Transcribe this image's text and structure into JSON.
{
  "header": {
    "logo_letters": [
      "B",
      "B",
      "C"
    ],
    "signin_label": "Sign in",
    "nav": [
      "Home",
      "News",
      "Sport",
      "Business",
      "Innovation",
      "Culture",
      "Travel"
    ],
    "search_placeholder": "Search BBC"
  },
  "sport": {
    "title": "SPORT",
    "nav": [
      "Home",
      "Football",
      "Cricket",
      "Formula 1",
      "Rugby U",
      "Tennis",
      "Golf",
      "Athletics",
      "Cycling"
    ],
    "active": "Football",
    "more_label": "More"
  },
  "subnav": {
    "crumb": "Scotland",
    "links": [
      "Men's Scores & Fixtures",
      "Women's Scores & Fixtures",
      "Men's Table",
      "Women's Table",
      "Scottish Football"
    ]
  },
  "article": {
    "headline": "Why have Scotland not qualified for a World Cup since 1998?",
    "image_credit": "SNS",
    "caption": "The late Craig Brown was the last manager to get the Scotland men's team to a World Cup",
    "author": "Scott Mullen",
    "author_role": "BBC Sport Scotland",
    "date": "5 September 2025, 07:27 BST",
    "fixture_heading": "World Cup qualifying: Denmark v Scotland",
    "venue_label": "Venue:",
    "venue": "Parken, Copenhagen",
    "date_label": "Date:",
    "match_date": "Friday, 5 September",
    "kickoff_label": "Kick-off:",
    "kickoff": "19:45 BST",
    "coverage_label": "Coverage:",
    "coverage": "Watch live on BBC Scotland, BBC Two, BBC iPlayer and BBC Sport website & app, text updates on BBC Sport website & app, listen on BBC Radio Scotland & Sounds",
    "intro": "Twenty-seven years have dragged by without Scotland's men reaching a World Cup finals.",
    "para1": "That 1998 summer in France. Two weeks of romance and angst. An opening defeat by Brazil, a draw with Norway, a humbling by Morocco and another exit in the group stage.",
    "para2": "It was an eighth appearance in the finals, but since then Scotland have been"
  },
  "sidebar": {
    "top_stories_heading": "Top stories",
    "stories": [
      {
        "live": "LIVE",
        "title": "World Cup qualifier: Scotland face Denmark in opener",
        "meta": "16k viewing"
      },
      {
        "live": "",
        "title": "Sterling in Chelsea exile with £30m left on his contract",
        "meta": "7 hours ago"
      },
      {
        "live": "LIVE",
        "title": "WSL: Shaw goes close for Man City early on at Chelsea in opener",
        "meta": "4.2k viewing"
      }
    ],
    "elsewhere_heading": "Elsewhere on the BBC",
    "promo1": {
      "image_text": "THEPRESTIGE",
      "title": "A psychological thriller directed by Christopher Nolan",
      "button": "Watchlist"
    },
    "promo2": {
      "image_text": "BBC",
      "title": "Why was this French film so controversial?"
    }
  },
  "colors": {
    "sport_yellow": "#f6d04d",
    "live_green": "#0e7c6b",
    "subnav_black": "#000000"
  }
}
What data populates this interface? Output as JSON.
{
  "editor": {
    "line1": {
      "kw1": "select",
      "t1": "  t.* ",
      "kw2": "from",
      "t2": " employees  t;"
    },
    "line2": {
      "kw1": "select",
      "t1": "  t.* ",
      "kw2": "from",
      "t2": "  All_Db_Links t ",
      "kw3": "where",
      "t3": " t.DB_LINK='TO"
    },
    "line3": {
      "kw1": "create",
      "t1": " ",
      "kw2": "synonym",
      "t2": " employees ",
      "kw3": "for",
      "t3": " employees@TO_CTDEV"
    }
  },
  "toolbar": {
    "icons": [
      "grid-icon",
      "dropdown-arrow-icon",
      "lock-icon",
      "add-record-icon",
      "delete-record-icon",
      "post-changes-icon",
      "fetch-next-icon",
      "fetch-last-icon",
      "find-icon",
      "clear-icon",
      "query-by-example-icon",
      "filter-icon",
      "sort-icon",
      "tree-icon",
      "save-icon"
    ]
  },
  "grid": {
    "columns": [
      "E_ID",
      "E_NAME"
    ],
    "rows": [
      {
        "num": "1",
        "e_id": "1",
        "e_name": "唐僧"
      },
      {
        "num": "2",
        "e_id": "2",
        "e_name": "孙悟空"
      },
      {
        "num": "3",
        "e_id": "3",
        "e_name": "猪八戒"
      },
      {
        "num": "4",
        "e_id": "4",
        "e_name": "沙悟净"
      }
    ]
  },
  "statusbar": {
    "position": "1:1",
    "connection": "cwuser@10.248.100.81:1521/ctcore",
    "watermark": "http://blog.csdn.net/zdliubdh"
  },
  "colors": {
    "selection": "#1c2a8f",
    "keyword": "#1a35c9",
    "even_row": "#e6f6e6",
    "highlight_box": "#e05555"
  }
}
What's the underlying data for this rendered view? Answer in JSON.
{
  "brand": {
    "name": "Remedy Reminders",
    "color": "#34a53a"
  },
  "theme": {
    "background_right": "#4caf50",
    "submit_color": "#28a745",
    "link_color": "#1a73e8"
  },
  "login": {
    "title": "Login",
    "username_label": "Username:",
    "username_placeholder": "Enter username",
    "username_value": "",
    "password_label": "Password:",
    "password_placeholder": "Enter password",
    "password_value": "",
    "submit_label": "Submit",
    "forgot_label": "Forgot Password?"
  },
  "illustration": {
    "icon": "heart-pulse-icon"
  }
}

================================

INSTRUCTION: Check each line of the material above for "meta" and say how many lines contain it, giving the number alone.

WRITTEN ANSWER: 3